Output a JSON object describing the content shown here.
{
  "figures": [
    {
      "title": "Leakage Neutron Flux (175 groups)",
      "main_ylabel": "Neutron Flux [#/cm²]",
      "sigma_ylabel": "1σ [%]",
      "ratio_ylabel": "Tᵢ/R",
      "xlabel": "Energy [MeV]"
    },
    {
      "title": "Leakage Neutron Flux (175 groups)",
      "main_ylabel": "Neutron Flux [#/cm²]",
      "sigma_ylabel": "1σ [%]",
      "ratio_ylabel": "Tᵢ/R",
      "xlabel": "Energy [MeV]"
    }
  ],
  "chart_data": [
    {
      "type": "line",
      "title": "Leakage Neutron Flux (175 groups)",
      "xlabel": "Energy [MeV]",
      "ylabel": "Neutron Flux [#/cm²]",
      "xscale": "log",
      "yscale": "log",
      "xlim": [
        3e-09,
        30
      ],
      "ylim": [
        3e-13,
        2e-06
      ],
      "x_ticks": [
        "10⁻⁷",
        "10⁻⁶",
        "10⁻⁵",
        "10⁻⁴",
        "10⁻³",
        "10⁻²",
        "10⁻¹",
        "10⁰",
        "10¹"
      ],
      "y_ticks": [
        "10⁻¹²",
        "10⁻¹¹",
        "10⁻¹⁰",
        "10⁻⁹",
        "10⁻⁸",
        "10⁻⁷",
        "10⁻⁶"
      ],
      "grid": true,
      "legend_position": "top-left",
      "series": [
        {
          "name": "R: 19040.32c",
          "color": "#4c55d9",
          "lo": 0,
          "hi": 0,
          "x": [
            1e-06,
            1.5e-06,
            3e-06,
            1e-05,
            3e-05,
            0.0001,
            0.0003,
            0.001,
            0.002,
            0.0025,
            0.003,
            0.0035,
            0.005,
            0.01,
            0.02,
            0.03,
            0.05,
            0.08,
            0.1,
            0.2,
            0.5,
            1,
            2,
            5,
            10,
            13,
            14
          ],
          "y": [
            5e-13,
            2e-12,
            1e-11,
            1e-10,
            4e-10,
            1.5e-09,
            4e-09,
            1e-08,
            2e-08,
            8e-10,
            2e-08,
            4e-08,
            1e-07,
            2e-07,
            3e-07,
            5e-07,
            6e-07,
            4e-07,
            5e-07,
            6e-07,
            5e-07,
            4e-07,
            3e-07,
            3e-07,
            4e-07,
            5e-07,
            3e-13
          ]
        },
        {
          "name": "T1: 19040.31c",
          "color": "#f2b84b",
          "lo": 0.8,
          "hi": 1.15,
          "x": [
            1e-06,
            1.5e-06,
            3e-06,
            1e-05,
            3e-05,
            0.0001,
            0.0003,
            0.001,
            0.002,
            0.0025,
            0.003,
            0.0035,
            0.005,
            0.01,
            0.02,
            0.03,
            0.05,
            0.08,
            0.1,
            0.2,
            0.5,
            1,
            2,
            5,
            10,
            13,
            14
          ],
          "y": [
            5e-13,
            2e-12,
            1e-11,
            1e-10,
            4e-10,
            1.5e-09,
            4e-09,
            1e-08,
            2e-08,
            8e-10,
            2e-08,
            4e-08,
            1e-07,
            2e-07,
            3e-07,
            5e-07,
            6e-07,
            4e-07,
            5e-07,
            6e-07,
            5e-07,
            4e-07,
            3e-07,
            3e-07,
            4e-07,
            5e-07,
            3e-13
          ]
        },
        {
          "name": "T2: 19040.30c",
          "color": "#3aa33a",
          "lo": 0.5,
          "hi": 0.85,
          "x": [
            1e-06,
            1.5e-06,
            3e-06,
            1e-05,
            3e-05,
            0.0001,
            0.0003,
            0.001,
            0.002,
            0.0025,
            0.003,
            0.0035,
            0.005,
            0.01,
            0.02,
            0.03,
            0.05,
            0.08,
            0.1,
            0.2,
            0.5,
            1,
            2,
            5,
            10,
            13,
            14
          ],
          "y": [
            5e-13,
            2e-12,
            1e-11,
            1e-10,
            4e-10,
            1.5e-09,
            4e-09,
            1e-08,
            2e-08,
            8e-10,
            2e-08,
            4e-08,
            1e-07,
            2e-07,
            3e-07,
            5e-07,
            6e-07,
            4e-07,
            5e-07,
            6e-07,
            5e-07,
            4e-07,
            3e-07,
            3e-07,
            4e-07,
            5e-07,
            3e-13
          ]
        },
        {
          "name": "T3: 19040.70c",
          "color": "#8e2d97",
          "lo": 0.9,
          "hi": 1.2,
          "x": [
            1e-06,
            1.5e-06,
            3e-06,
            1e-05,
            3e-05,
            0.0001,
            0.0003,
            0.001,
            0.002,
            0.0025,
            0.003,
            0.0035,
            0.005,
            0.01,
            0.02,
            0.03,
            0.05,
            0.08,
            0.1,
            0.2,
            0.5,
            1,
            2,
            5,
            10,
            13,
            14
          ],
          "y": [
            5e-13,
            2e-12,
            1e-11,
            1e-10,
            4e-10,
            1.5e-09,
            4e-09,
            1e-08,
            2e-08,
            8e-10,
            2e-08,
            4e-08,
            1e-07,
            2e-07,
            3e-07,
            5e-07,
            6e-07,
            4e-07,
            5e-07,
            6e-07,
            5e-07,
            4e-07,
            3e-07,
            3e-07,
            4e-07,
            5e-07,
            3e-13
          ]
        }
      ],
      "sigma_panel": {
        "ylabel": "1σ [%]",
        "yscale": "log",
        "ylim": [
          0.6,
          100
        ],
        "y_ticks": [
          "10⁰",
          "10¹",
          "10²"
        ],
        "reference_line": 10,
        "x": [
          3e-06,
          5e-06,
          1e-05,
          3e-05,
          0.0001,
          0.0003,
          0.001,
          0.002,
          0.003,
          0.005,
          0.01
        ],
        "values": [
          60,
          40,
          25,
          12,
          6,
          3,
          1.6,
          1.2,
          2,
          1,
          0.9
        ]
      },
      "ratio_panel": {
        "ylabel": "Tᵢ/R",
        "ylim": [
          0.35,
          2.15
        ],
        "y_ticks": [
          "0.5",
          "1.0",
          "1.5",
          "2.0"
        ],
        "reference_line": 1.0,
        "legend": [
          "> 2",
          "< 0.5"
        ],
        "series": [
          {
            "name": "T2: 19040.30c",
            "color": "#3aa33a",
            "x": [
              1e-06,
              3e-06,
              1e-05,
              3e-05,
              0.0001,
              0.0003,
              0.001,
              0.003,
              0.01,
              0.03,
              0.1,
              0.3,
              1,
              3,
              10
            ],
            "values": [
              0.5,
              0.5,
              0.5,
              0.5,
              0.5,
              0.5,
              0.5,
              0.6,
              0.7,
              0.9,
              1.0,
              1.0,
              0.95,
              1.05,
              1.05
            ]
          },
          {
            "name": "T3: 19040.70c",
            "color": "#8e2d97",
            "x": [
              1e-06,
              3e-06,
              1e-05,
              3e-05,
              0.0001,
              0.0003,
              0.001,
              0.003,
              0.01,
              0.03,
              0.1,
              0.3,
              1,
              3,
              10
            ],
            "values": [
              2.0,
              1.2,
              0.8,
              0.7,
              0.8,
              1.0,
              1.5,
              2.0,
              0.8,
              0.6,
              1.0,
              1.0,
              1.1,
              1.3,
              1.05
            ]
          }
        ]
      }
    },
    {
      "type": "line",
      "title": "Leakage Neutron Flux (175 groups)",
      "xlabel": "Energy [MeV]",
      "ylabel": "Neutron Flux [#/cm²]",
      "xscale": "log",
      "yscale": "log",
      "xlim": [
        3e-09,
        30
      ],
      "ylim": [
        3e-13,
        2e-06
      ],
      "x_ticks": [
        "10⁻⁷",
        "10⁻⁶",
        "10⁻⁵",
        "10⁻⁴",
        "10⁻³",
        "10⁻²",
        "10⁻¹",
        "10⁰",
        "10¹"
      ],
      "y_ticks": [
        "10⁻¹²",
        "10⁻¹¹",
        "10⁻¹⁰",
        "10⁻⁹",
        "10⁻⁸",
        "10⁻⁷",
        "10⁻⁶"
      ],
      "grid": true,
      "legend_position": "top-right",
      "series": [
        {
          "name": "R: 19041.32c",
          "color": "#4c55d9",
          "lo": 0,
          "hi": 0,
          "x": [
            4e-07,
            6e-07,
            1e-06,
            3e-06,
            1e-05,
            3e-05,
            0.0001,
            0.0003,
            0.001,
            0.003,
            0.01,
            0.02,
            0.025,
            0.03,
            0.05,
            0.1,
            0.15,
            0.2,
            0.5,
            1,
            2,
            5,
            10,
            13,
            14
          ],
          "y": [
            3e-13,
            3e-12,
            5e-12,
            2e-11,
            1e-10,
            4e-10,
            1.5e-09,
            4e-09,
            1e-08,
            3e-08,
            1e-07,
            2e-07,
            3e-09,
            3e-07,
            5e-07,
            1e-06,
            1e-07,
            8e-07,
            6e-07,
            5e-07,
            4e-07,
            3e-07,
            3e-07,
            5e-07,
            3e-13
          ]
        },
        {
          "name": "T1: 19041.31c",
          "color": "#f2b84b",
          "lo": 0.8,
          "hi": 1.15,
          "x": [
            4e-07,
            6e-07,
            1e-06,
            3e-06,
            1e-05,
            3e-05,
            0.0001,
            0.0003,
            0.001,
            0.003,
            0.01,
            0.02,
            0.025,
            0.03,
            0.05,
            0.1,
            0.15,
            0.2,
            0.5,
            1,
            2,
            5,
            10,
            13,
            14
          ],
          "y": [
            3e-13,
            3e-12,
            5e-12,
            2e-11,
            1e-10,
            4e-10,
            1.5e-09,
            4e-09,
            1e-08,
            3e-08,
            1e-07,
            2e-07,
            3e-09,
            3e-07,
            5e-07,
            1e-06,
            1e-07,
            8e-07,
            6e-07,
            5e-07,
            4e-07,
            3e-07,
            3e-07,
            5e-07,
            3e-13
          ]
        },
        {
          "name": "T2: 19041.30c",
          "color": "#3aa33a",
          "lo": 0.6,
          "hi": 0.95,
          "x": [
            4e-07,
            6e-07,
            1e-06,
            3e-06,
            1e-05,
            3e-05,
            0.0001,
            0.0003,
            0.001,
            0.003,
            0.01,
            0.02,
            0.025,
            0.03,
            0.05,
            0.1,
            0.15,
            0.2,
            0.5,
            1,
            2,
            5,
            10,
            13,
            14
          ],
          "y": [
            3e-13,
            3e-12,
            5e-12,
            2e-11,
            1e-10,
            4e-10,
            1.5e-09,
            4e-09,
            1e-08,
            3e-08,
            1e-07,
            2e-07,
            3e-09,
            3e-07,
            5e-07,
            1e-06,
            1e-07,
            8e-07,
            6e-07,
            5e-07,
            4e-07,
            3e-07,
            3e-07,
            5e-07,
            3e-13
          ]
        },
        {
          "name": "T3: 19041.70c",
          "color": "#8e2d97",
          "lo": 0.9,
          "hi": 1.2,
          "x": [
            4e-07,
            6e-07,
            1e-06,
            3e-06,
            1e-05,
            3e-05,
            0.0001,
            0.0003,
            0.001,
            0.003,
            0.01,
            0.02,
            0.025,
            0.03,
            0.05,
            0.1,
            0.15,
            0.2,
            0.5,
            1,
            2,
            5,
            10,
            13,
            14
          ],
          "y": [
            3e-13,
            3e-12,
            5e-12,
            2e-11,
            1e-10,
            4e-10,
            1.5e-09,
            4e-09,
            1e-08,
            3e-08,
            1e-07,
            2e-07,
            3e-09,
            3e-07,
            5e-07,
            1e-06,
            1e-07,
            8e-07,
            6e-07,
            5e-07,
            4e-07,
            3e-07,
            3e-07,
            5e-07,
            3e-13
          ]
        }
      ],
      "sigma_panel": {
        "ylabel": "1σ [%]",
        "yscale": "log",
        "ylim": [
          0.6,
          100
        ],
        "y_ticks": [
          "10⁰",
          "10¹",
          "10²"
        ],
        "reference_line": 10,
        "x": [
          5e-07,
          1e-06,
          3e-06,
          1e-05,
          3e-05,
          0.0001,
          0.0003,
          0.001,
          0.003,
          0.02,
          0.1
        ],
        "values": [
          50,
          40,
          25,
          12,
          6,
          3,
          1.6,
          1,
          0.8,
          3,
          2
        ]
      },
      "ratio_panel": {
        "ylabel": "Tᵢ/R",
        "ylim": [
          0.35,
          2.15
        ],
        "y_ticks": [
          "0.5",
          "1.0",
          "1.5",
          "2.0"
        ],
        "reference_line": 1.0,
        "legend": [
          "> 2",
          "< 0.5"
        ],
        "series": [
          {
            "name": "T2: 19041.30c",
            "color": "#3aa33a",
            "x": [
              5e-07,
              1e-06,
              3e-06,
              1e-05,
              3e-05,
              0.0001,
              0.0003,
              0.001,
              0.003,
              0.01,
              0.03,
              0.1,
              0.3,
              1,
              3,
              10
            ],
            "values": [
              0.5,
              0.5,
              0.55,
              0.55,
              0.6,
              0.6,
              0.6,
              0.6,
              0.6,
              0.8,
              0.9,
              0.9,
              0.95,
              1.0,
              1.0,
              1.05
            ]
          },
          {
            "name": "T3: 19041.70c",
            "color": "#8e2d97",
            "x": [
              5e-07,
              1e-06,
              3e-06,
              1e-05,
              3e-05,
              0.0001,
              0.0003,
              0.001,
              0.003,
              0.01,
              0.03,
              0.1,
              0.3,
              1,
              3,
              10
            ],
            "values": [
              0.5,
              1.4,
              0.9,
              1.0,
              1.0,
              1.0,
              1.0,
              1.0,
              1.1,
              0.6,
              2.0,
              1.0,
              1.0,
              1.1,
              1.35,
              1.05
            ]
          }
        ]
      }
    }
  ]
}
_ _ _ _
▸ **Task to carry out**
Determine the number of lines in the entries above where the string "name" appears. Answer with the number alone.

▸ **Result**
12